Document segment
■ ■ ■ ■ ■ ■ ■
Today I will return to József Debreczeni’s book on “The Fidesz robber barons.” This time the topic will be the enrichment of the Orbán family, which included Viktor Orbán’s father, Győző, between 1998 and 2002–that is, while he was prime minister.
Debreczeni, who for years taught high school history before he became a politician and subsequently a writer on politics, notes that although political corruption has had a long history in Hungary, the highest political dignitaries did not dirty their hands with money grubbing. Not so Viktor Orbán who, as investigative journalists discovered, systematically exploited his position for financial gain.
Just to put things in perspective, here are a couple of figures. In 1998 Orbán and his wife had 5.5 hectares of agricultural land. Four years later they had 11.5 times more. In 1994 the couple purchased an apartment for 563,000 forints in downtown Budapest. In 2002 they purchased a villa in the most elegant section of Buda for 75 million forints, which they enlarged and renovated to the tune of tens of millions.
Viktor Orbán’s father Győző–which by the way is the Hungarian equivalent of Viktor–had two smallish quarries worth 98 million forints. Four years later, he was worth 666 million forints.
The Orbáns were involved in two separate business ventures. Neither is pretty.
Their first business venture took them to Tokaj. Dezső Kékessy, a wealthy Hungarian businessman from Switzerland who left Hungary after the 1956 revolution but returned to Hungary after 1990, was looking for business opportunities. Tokaj seemed like a good prospect. During the socialist period Tokaj, which had had a very good name before the second world war, lost its luster due to the general deterioration of viticulture in Hungary. The stock was old, so vineyards could be had for relatively little money. Kékessy and Orbán met and became friends and eventually business partners. Well, that’s not quite precise. On paper Kékessy’s business partner was Orbán’s wife, Anikó Lévai. I might add that Orbán eventually named Kékessy ambassador to France.
■ ■ ■ ■ ■ ■ ■
Record extracts
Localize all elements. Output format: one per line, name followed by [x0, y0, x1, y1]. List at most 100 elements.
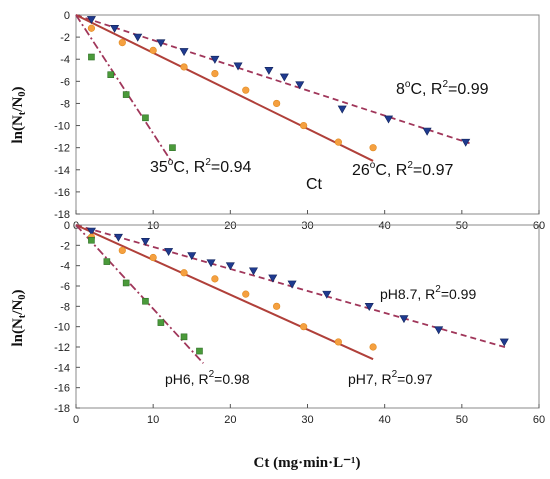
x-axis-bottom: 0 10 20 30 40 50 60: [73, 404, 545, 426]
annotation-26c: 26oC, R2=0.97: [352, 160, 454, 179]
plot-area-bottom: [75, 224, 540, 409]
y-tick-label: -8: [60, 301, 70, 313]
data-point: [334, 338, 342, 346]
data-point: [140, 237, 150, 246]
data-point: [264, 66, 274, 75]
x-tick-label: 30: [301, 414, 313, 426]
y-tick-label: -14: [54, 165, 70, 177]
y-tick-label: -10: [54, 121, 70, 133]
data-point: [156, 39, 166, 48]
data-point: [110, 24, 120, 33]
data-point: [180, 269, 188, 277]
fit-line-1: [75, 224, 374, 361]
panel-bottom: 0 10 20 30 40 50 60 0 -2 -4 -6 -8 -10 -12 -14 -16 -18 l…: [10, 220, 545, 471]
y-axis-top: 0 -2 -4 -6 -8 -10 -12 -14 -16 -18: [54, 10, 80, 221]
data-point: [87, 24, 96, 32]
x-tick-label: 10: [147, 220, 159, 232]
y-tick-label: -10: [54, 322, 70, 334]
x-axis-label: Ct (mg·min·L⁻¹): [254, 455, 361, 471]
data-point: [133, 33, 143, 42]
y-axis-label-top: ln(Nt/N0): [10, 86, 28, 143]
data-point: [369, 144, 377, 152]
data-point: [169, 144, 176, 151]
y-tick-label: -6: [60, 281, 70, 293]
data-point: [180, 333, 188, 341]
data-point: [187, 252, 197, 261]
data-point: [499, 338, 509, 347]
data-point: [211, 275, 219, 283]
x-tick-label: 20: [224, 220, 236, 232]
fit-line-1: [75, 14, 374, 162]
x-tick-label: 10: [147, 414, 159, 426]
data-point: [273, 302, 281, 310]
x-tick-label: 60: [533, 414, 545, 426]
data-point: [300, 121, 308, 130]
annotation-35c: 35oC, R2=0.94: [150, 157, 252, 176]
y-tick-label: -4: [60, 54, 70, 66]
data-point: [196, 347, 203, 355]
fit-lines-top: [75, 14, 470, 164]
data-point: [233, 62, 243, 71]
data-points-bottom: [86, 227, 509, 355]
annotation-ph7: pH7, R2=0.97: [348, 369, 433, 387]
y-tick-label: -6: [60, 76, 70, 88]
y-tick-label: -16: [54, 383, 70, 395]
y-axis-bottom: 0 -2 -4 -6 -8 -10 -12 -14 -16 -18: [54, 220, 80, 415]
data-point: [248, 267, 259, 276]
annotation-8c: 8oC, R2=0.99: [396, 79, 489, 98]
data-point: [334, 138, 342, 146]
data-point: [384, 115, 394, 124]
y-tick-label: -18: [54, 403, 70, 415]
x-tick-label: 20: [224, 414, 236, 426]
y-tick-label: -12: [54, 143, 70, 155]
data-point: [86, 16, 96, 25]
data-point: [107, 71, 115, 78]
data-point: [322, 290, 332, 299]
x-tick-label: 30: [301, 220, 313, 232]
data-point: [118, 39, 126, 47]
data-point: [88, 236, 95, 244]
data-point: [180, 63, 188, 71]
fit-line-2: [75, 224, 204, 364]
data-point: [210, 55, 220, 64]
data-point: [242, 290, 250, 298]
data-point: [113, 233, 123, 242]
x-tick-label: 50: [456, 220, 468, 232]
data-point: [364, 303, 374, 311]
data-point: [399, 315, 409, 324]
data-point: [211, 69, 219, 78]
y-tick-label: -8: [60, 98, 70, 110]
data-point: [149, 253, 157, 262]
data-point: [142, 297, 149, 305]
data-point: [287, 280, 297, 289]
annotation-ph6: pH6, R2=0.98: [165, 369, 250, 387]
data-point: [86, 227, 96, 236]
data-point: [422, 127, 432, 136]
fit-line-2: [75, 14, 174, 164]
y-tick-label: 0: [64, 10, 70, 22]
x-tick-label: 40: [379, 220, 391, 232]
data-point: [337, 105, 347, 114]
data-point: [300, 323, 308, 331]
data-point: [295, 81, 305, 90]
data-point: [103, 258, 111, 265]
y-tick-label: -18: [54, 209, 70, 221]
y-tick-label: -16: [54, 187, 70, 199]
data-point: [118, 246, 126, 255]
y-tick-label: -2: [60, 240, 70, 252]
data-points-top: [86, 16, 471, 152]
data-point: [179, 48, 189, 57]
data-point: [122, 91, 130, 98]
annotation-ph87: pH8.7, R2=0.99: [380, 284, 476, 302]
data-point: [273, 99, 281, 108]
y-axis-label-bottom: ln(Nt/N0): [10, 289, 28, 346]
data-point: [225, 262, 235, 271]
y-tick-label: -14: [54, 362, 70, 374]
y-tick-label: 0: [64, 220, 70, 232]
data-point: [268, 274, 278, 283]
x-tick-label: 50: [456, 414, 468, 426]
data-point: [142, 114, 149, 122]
■ ■ ■ ■ ■ ■ ■
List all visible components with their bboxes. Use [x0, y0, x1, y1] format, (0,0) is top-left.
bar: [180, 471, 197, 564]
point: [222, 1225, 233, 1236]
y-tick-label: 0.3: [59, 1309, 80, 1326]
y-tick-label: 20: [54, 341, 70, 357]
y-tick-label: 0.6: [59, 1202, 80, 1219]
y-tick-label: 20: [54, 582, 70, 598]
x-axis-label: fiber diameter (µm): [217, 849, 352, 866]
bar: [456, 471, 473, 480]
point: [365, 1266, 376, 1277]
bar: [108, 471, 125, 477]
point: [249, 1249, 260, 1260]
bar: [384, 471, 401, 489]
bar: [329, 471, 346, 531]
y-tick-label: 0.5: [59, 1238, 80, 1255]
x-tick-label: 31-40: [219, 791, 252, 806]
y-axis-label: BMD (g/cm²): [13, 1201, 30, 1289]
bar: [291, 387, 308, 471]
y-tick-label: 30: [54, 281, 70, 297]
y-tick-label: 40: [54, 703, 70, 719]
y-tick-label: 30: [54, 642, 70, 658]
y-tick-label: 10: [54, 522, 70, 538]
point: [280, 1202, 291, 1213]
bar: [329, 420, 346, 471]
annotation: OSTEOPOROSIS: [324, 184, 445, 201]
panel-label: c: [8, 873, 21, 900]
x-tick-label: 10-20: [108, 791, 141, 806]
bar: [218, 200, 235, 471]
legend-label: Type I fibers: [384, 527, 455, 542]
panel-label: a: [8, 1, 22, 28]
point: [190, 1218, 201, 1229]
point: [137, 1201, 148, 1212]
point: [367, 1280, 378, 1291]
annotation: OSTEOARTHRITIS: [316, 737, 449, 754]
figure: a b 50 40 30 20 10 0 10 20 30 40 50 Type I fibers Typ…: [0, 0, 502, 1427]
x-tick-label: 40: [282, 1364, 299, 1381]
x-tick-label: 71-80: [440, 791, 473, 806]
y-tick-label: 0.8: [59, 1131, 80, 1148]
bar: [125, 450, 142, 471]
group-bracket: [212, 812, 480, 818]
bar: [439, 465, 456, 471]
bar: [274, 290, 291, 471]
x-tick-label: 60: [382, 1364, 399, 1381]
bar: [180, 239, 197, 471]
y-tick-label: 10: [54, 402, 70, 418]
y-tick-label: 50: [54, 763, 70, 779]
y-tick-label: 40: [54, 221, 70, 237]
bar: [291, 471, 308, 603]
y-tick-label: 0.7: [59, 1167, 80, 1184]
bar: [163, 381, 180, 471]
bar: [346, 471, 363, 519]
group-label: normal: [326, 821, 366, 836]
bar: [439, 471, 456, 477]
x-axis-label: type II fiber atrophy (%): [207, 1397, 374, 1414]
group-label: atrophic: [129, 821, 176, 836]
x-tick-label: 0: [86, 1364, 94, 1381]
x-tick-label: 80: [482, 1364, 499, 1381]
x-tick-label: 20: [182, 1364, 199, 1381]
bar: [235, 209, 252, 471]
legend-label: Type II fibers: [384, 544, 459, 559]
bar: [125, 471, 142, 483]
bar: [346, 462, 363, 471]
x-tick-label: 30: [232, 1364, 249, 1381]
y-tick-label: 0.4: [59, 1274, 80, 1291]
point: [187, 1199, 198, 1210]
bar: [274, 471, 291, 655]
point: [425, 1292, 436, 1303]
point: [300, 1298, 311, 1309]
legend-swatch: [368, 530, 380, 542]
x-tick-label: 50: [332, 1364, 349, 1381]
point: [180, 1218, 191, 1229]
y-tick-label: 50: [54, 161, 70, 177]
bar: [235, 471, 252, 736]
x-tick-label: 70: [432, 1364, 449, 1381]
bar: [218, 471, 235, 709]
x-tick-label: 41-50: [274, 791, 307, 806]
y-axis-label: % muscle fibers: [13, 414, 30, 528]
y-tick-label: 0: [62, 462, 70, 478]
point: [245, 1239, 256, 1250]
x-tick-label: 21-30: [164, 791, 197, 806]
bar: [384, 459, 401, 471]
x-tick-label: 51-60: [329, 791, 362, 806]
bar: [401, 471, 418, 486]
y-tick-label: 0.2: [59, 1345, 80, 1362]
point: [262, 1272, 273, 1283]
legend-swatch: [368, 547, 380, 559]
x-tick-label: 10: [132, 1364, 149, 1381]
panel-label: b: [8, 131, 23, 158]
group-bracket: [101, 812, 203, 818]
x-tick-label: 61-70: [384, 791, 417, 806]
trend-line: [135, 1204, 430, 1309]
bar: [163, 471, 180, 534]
■ ■ ■ ■ ■ ■ ■
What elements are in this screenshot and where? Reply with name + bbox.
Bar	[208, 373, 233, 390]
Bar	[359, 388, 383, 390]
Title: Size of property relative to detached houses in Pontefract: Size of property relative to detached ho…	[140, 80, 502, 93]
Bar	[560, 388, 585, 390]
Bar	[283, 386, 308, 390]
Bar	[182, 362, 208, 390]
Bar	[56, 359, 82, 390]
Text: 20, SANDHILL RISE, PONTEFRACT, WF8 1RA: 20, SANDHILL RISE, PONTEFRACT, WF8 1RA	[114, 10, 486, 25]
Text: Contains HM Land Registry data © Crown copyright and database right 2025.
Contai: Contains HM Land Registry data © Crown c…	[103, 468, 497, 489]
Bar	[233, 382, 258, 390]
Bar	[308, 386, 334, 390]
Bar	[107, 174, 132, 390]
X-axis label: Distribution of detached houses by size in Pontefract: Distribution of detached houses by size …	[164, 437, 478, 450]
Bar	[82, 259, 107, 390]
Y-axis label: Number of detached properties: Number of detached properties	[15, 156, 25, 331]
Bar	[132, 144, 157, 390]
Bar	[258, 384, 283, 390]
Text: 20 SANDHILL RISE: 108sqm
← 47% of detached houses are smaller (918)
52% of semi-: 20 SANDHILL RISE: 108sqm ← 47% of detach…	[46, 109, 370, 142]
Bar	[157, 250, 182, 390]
■ ■ ■ ■ ■ ■ ■
Exercise directions
Reproduce the section of the passage on the Orbán family's enrichment that begins at "Today I will" and ends after "for financial gain.".

Answer to this task
Today I will return to József Debreczeni’s book on “The Fidesz robber barons.” This time the topic will be the enrichment of the Orbán family, which included Viktor Orbán’s father, Győző, between 1998 and 2002–that is, while he was prime minister.
Debreczeni, who for years taught high school history before he became a politician and subsequently a writer on politics, notes that although political corruption has had a long history in Hungary, the highest political dignitaries did not dirty their hands with money grubbing. Not so Viktor Orbán who, as investigative journalists discovered, systematically exploited his position for financial gain.